Start Record set

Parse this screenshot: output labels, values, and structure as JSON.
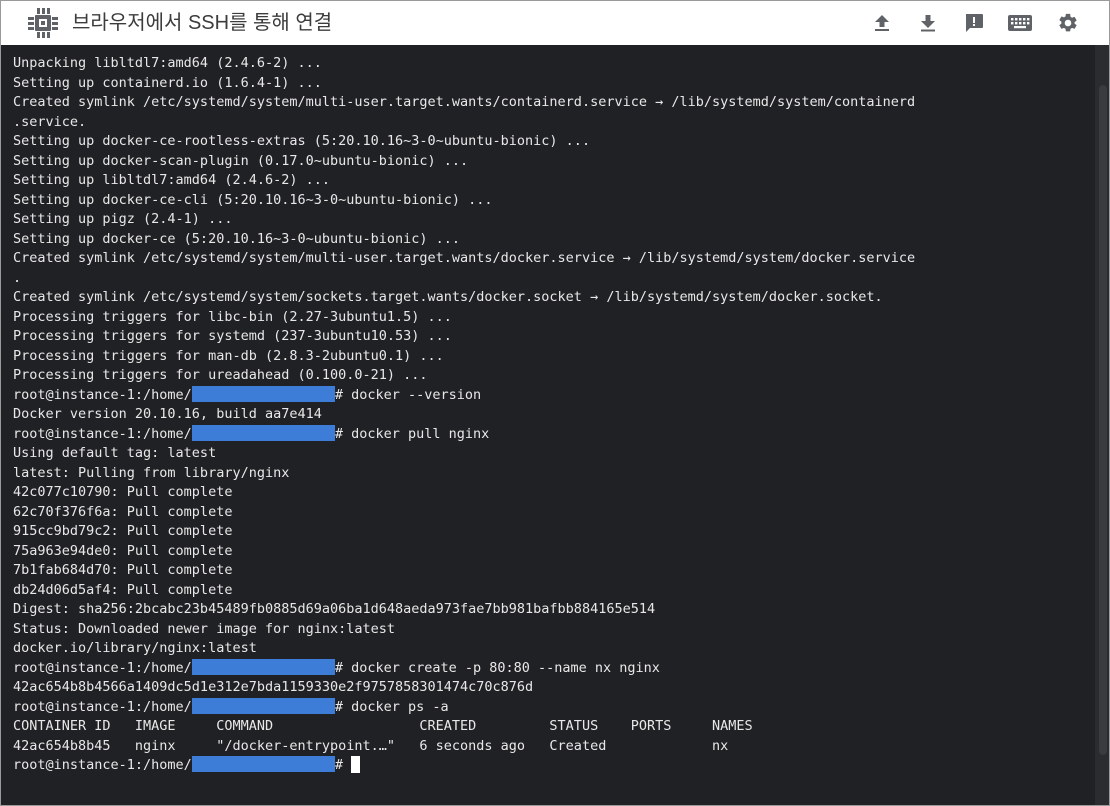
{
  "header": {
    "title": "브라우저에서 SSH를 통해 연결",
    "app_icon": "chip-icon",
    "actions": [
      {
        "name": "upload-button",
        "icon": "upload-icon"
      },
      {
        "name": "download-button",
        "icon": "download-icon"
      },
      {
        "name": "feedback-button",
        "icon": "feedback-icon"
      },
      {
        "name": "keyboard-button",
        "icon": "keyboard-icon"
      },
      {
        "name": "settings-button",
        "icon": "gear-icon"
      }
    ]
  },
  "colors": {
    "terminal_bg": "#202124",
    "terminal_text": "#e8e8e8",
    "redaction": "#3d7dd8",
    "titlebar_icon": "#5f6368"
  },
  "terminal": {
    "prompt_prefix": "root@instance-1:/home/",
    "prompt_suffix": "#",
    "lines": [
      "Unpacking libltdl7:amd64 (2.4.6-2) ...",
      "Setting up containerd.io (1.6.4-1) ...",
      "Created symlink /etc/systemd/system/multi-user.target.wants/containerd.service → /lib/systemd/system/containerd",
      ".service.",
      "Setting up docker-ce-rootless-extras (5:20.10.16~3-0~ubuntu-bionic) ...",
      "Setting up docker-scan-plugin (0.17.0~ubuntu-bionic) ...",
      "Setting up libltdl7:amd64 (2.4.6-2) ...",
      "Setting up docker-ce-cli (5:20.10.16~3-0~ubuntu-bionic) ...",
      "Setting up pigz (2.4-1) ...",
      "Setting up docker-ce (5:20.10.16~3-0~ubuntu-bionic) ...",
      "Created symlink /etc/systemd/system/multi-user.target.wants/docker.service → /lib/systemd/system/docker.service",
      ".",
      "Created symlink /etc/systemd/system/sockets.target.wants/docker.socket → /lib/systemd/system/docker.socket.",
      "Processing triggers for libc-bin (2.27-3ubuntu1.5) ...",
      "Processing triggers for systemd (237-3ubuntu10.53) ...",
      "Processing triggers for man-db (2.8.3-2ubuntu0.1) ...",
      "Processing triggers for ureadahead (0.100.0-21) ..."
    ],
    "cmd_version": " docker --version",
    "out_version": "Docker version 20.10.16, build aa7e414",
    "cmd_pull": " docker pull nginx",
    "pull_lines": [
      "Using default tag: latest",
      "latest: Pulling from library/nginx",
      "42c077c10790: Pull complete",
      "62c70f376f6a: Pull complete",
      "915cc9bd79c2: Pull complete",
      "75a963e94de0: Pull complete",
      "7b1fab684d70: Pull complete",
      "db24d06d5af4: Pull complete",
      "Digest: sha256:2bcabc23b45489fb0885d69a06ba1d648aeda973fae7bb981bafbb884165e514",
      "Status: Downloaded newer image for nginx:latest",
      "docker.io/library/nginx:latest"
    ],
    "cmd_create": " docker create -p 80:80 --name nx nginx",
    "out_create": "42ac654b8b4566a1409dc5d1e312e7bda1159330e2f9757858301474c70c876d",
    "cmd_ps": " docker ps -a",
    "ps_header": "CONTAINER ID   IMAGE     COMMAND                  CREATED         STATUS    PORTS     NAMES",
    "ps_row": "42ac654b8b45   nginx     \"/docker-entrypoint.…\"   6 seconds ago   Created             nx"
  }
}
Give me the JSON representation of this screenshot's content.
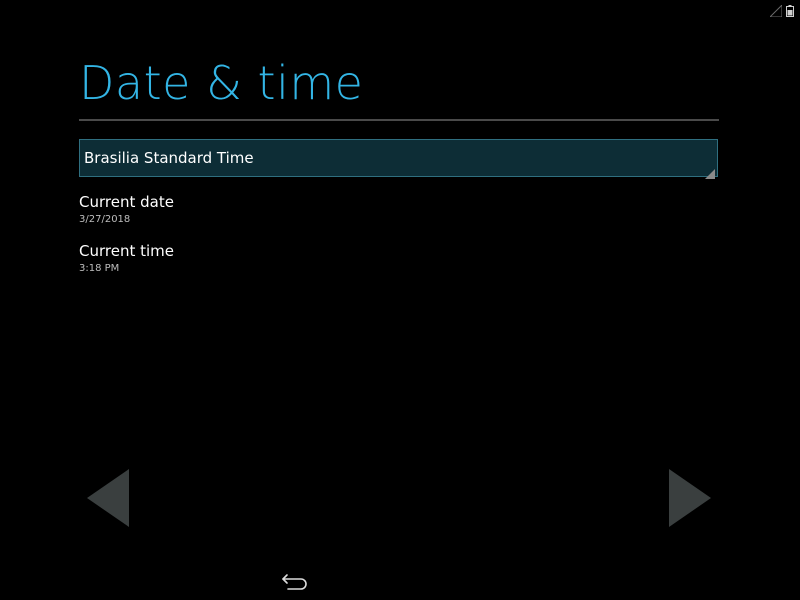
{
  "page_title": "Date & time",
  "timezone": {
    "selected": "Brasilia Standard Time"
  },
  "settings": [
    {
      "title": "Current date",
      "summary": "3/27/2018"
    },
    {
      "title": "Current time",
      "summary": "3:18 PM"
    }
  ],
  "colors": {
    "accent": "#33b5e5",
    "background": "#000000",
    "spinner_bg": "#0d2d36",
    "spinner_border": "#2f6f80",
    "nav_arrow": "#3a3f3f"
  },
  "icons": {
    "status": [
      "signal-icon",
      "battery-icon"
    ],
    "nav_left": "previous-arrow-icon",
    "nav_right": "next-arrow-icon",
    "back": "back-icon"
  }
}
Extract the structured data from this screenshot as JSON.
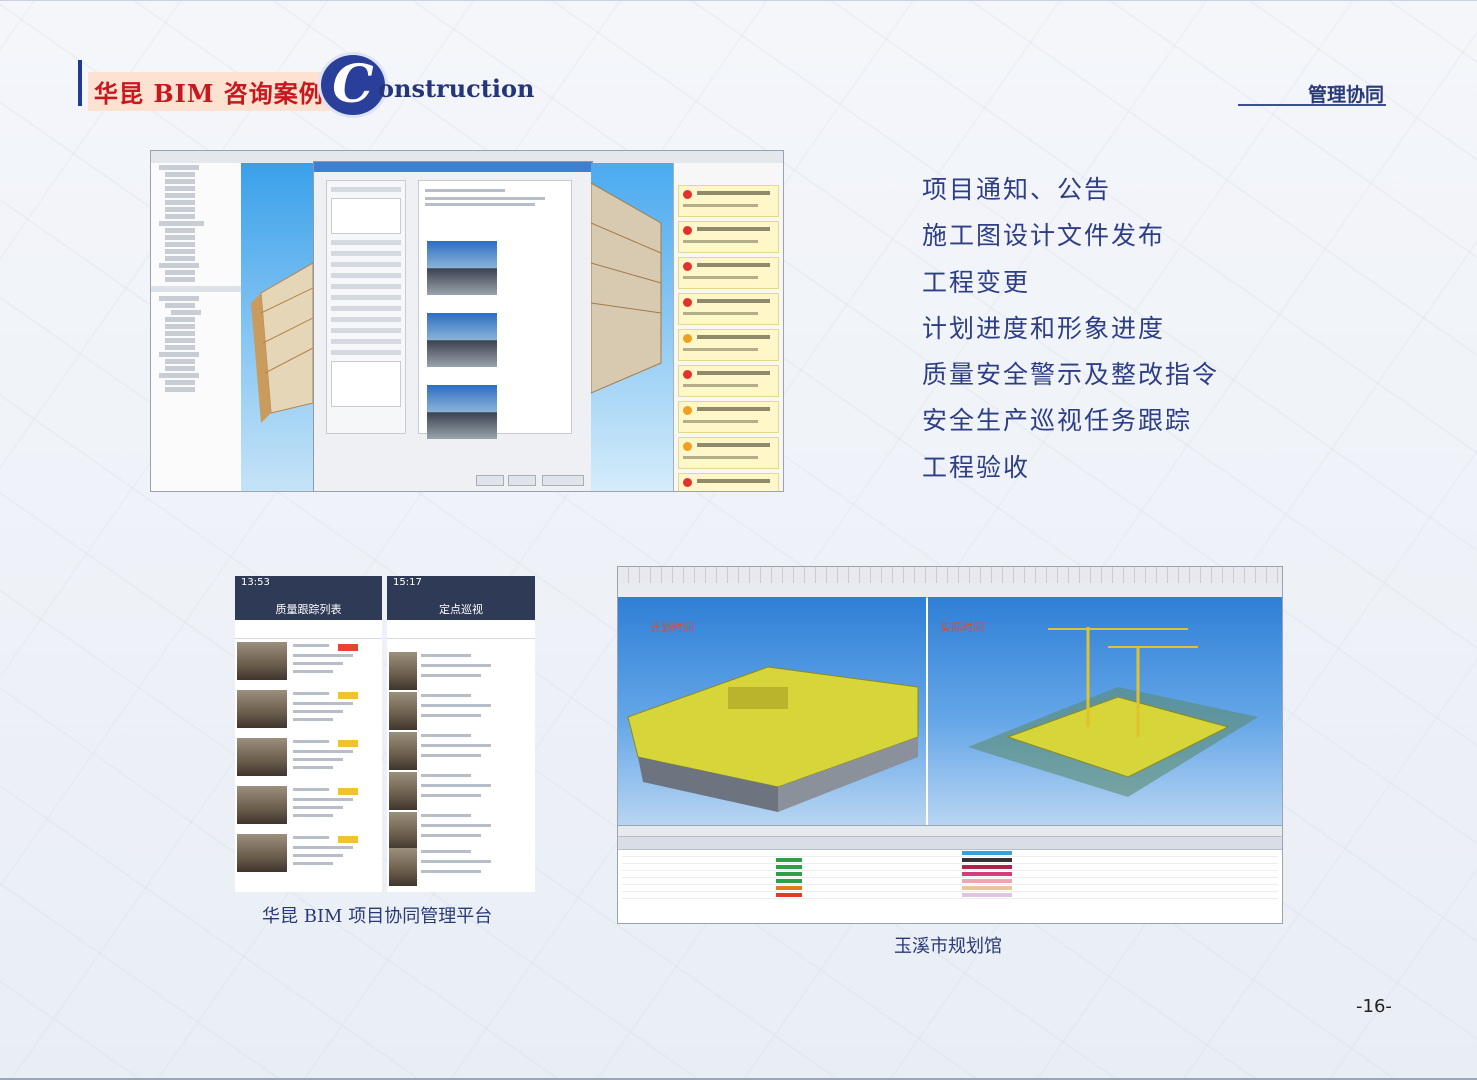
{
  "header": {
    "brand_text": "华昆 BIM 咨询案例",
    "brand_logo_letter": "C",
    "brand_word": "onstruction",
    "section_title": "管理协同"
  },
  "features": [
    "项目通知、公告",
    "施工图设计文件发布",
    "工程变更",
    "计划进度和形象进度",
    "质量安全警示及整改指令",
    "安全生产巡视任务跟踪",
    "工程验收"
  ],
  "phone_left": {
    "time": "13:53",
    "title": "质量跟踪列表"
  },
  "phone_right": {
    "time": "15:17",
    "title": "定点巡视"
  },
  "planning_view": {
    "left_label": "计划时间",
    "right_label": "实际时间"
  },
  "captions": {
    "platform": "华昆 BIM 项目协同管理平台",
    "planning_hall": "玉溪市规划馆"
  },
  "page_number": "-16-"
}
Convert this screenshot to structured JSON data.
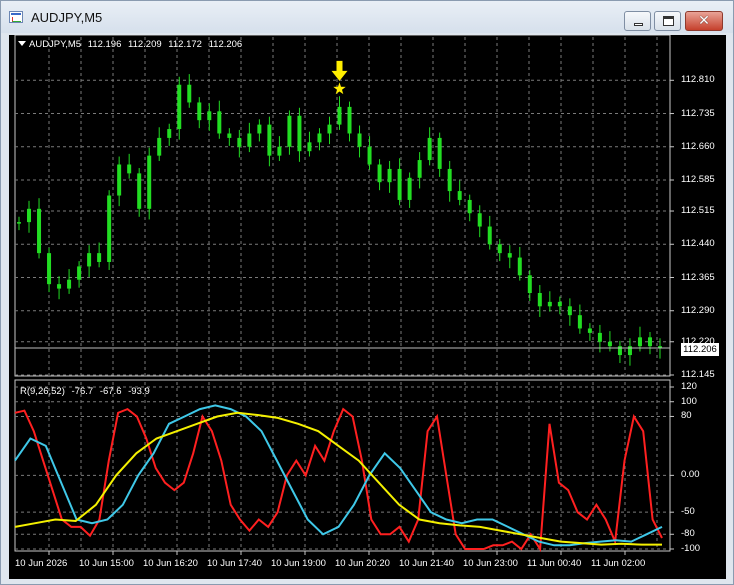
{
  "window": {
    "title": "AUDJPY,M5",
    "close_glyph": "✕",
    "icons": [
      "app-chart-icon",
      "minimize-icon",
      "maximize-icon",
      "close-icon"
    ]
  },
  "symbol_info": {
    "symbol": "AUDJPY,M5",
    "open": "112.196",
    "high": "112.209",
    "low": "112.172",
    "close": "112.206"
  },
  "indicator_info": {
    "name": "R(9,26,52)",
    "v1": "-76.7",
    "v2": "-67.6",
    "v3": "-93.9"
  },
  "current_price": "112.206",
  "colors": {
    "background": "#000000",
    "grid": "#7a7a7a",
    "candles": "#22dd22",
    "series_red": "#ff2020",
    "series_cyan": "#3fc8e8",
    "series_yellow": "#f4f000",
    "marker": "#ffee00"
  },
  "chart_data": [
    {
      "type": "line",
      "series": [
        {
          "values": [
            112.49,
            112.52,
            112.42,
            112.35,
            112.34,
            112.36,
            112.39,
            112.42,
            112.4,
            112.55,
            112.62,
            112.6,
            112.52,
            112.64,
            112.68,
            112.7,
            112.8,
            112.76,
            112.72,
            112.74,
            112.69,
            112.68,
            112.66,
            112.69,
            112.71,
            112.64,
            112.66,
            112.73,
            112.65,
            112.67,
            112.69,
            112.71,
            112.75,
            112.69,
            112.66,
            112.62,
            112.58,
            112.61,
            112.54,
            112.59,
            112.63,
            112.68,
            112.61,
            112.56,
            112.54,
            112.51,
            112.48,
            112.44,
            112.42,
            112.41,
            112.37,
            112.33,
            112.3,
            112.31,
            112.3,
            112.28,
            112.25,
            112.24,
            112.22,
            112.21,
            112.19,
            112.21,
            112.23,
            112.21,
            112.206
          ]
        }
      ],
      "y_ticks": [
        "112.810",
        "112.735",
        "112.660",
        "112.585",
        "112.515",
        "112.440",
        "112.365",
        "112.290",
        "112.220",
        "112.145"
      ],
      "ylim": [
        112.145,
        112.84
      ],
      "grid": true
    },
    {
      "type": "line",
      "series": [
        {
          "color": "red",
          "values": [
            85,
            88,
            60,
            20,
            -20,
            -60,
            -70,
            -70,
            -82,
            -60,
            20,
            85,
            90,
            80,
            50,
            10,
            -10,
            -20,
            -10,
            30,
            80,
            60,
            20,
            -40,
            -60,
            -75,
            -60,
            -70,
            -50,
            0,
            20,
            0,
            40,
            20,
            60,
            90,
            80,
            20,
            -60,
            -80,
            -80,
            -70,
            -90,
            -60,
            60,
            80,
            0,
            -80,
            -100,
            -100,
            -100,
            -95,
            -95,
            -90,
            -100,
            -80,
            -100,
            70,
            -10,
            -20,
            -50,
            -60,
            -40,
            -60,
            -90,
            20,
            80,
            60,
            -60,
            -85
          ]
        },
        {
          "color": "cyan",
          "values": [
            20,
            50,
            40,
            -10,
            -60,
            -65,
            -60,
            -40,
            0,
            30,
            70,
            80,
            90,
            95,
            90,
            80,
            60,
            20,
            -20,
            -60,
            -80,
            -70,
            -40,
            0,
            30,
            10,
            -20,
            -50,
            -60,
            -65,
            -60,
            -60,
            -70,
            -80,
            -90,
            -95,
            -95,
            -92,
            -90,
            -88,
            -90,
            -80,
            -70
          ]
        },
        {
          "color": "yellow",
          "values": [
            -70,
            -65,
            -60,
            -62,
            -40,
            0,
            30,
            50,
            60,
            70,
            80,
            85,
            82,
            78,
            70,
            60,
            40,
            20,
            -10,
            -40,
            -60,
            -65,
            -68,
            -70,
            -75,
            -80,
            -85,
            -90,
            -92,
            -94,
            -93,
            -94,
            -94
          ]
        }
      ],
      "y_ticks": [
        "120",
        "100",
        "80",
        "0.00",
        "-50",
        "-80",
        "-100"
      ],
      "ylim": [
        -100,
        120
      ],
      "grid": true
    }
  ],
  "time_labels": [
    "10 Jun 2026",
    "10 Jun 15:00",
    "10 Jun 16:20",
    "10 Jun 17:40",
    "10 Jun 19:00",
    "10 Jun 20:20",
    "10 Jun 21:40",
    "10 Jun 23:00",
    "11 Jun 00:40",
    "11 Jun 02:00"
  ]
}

End Record set

What the exercise asks ->
Pull every line containing "nginx" out of the data above.

The response ->
    "cmd_pull": " docker pull nginx",
      "latest: Pulling from library/nginx",
      "Status: Downloaded newer image for nginx:latest",
      "docker.io/library/nginx:latest"
    "cmd_create": " docker create -p 80:80 --name nx nginx",
    "ps_row": "42ac654b8b45   nginx     \"/docker-entrypoint.…\"   6 seconds ago   Created             nx"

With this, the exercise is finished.